● **Stated goal**: Copy all lines that contain the word "parasimpáticas".

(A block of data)
· · · · · · ·

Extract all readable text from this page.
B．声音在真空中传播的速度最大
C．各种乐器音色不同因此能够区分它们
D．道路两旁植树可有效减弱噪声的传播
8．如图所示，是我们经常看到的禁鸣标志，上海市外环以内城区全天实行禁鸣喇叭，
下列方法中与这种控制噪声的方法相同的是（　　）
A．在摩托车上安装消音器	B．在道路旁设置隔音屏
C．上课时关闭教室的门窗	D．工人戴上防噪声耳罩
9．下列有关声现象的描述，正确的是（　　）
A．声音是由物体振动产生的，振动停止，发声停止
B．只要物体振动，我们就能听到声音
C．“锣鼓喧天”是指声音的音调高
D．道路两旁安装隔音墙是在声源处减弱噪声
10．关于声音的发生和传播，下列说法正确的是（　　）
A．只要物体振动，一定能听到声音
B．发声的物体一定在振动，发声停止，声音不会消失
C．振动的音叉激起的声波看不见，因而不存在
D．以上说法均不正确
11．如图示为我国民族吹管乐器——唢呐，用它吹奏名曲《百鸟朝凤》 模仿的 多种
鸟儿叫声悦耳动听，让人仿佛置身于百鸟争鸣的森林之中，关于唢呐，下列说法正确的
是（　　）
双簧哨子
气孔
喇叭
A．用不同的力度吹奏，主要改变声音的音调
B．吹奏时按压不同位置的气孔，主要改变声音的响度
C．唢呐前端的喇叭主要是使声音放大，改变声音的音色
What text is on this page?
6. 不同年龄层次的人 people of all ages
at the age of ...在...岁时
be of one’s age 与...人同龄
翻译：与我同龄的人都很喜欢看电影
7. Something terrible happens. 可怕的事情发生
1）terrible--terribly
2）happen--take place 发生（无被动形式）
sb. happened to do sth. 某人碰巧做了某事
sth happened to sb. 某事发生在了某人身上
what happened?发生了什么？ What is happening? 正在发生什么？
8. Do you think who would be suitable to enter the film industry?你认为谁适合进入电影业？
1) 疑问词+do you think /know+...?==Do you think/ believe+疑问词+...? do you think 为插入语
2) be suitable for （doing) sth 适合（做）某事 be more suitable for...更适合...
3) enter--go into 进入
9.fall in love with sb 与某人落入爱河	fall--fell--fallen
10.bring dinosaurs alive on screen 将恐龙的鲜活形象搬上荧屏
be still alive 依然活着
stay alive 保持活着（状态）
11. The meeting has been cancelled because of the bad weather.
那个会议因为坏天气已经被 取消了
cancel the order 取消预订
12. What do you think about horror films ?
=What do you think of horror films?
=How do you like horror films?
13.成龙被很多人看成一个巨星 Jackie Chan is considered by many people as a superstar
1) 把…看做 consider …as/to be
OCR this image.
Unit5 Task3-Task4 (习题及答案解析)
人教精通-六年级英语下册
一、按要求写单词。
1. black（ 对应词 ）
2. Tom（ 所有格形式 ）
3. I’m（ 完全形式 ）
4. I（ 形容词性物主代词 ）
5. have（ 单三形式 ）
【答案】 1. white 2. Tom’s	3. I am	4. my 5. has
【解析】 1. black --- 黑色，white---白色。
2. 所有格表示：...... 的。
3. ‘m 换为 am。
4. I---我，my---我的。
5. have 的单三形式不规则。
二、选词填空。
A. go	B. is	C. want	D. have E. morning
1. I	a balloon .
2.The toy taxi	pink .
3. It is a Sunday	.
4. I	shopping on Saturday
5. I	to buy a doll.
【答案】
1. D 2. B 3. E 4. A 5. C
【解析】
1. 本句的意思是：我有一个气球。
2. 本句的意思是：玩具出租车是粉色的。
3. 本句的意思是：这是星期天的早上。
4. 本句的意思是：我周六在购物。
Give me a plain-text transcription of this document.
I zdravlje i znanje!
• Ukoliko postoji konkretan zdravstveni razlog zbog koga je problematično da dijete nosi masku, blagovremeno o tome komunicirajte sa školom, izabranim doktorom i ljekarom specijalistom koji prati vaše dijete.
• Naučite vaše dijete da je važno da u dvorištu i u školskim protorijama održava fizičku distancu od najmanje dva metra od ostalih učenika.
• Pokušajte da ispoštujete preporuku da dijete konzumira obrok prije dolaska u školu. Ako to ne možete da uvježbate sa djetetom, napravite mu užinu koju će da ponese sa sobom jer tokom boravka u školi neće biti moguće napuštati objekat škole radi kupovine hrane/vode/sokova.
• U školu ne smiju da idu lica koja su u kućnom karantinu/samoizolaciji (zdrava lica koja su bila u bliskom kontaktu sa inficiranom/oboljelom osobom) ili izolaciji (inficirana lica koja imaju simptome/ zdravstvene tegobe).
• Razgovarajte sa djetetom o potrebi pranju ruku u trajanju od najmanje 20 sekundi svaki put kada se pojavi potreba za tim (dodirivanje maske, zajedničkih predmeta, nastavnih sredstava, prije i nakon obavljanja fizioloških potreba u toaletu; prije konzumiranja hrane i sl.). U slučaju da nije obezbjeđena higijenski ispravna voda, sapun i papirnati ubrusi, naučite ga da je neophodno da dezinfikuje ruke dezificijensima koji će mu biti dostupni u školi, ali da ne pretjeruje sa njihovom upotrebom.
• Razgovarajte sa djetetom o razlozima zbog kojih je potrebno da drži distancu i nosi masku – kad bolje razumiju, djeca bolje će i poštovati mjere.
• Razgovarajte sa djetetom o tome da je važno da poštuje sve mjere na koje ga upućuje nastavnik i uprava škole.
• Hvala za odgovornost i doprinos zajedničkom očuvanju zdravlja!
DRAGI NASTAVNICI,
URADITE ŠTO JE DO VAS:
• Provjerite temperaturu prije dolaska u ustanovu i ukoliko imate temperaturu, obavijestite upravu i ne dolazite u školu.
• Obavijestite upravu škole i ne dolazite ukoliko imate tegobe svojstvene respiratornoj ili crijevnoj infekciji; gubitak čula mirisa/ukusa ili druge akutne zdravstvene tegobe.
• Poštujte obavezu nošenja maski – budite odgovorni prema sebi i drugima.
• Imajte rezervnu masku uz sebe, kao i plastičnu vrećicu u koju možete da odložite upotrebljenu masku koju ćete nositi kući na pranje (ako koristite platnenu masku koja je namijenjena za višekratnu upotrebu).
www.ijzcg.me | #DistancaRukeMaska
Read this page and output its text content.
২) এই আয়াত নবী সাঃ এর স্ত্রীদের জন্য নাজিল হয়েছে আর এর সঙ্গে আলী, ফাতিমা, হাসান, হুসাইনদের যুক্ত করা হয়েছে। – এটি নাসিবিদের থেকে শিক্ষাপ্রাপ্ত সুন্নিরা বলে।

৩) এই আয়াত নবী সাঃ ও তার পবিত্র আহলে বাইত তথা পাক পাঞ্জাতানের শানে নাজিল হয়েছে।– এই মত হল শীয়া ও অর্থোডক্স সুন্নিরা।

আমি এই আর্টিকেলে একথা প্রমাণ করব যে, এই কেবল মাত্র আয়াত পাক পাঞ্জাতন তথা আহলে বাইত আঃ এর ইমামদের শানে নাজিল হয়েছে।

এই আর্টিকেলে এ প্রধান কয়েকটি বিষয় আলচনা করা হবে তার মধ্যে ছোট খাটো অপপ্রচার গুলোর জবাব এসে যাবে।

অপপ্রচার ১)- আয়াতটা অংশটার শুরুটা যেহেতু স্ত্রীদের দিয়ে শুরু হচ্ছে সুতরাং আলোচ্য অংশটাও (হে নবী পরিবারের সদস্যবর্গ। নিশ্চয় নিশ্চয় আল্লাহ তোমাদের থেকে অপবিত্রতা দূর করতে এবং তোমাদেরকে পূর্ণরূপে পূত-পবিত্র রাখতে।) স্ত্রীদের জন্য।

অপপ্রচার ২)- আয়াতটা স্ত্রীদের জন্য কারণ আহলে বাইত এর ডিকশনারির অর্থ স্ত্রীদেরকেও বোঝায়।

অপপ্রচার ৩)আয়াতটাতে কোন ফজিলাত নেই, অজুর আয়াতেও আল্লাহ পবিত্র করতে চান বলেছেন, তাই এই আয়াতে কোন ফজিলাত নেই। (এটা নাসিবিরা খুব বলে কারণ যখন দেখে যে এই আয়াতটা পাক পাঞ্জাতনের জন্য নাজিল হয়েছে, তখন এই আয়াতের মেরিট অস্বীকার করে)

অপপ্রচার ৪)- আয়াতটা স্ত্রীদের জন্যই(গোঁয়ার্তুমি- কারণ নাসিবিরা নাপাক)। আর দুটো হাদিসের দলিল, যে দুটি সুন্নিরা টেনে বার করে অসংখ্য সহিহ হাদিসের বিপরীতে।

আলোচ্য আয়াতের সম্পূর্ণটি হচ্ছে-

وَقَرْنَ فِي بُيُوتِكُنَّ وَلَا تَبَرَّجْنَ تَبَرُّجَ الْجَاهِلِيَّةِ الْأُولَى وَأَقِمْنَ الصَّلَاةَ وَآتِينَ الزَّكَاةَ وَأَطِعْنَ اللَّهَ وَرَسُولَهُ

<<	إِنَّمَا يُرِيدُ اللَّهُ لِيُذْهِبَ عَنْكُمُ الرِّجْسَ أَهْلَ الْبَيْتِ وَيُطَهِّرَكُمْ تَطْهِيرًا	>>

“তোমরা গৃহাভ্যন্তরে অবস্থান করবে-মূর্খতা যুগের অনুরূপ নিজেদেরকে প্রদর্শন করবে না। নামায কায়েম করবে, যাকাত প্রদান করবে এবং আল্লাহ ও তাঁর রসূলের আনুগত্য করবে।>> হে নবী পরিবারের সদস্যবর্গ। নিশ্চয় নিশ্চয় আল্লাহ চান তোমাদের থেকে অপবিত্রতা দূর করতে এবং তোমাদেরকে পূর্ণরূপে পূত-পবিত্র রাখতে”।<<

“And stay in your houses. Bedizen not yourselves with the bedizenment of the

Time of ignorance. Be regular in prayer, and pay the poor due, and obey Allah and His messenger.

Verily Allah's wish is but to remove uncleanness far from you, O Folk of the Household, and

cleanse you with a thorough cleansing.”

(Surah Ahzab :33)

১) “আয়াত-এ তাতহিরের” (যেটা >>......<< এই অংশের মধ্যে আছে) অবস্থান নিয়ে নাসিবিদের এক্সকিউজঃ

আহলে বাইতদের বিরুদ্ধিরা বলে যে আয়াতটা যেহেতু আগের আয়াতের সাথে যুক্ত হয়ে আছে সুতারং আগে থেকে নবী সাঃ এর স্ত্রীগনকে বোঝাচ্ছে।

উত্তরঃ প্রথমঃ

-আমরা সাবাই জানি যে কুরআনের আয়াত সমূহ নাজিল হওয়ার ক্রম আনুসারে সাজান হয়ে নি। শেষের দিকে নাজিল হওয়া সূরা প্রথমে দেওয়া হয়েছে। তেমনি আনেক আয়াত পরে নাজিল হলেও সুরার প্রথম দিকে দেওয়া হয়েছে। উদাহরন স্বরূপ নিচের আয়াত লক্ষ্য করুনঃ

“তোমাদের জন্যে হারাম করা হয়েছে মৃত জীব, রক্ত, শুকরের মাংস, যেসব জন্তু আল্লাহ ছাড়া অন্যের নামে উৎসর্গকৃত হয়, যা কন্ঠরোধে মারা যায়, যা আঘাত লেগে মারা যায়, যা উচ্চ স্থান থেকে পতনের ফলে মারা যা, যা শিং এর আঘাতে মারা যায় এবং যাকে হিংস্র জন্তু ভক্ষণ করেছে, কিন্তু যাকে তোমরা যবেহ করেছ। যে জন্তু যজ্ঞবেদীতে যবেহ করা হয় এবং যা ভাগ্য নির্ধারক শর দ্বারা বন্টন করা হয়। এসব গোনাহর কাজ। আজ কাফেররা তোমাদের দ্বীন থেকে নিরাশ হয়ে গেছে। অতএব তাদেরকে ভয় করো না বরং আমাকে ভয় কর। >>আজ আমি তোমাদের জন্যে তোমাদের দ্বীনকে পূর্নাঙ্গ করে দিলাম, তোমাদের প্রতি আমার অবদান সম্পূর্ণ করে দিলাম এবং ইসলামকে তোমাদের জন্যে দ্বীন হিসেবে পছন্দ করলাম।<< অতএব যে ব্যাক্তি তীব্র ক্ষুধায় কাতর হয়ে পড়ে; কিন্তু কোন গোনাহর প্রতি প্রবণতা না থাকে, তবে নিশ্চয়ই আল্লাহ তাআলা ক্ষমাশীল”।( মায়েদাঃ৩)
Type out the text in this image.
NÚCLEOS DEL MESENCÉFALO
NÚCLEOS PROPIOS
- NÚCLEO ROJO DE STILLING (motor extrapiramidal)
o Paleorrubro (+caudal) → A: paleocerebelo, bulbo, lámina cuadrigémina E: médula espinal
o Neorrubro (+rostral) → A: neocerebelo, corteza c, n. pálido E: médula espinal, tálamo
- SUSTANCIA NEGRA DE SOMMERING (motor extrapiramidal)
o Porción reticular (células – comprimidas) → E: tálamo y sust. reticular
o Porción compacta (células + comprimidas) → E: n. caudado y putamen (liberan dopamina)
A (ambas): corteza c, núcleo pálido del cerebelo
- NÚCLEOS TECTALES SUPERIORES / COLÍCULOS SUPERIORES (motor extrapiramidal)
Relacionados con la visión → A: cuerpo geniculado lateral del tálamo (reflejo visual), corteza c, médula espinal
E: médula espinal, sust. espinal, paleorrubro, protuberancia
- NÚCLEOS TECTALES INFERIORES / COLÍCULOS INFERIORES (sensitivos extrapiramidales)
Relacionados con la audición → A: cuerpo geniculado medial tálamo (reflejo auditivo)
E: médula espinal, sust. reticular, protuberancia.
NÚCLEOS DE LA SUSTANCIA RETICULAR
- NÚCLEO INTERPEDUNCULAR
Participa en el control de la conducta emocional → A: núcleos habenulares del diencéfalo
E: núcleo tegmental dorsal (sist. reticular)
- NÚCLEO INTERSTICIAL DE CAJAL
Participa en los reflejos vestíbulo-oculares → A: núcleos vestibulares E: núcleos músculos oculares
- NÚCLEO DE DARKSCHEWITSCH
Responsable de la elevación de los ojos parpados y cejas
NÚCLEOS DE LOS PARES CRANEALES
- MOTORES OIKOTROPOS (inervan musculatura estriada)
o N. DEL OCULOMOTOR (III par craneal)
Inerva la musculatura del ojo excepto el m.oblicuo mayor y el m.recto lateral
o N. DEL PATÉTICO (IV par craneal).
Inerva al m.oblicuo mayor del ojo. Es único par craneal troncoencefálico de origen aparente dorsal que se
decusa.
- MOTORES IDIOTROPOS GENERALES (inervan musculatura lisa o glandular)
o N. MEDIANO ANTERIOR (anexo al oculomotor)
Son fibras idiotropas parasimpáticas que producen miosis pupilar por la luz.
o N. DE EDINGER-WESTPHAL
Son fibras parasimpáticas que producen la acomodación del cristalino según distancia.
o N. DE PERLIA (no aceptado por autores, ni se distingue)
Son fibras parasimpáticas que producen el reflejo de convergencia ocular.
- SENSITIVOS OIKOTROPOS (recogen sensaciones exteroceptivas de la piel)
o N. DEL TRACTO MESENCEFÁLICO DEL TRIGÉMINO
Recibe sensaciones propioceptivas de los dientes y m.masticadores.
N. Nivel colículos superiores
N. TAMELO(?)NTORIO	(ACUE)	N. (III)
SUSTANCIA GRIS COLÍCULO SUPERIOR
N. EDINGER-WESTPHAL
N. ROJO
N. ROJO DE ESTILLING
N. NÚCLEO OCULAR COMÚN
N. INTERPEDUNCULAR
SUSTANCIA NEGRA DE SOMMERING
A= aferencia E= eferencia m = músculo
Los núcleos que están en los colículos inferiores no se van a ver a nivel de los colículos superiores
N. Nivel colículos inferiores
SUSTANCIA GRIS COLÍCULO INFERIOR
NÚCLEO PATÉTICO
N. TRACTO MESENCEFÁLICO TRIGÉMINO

· · · · · · ·

● **Exercise solution**:
Son fibras idiotropas parasimpáticas que producen miosis pupilar por la luz.
Son fibras parasimpáticas que producen la acomodación del cristalino según distancia.
Son fibras parasimpáticas que producen el reflejo de convergencia ocular.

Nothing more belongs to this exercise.